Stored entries
'''

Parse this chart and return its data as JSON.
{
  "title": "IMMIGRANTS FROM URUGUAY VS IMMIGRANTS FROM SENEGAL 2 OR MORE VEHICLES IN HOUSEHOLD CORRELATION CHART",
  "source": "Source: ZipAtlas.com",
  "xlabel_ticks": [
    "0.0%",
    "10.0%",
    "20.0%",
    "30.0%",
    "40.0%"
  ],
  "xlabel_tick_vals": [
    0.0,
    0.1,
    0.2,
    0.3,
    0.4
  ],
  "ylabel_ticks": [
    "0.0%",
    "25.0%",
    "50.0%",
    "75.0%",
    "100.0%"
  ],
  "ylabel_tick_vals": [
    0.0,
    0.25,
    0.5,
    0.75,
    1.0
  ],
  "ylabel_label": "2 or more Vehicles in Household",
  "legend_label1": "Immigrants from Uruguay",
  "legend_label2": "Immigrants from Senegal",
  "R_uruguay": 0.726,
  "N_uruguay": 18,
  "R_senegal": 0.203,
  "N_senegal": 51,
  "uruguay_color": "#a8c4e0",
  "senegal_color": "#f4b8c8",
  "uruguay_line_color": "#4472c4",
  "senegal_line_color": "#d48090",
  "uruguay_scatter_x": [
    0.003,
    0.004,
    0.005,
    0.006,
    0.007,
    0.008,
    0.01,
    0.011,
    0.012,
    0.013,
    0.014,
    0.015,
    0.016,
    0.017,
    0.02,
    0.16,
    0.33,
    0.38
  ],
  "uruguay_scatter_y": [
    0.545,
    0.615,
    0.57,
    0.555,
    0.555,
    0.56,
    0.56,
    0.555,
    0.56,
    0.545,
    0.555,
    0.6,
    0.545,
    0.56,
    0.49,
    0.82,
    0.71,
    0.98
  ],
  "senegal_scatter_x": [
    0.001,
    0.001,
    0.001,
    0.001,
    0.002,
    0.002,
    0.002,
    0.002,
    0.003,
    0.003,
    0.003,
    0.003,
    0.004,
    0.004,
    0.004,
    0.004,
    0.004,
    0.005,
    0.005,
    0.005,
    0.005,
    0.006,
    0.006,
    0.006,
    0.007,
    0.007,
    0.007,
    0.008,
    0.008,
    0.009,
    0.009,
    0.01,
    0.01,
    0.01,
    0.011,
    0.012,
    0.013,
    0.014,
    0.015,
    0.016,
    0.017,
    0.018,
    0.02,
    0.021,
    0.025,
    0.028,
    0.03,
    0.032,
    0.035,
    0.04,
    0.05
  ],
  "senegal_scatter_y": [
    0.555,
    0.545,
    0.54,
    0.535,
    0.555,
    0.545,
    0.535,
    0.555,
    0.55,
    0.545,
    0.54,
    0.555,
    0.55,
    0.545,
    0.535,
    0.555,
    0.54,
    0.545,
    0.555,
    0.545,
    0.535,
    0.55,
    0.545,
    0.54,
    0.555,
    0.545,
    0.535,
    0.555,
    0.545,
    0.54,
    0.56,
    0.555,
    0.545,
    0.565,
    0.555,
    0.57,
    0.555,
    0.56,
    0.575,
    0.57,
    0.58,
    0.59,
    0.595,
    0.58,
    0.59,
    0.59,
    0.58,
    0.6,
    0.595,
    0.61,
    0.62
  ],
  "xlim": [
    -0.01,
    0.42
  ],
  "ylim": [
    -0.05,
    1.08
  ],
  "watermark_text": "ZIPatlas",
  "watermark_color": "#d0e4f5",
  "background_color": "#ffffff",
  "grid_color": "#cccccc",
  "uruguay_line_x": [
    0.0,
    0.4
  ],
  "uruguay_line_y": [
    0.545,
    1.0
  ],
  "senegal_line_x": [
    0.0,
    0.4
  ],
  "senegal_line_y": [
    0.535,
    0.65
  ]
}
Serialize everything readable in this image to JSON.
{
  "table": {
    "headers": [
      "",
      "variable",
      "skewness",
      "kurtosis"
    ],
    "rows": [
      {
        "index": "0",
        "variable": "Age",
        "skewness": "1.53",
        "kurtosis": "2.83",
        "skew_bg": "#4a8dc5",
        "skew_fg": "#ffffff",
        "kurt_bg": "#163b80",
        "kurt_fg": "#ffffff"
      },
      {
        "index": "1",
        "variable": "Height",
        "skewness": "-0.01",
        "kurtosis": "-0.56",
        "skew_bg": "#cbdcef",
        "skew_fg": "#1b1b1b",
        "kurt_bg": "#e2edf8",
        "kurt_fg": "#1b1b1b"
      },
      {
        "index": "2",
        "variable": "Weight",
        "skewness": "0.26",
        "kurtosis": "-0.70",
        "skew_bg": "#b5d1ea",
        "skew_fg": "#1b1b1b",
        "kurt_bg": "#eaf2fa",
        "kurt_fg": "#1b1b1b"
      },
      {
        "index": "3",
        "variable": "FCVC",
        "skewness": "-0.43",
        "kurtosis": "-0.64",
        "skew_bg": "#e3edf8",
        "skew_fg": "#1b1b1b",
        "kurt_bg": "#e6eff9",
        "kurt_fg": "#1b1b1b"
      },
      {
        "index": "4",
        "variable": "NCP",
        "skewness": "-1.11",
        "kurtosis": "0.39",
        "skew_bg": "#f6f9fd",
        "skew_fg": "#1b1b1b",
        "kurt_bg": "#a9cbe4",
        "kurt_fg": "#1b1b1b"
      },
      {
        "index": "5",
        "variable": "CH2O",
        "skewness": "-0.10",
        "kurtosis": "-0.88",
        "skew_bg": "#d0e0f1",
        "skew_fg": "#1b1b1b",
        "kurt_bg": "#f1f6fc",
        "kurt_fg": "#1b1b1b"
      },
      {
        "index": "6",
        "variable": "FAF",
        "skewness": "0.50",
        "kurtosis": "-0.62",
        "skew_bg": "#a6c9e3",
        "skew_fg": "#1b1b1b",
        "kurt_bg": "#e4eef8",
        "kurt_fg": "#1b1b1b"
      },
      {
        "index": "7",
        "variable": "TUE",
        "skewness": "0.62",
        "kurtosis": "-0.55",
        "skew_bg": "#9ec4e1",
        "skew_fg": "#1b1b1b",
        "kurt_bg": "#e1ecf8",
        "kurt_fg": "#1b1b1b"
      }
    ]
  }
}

'''

*Task statement*. In the records above, find the lines containing "JSON" and copy them.

*Answer below*.
Parse this chart and return its data as JSON.
Serialize everything readable in this image to JSON.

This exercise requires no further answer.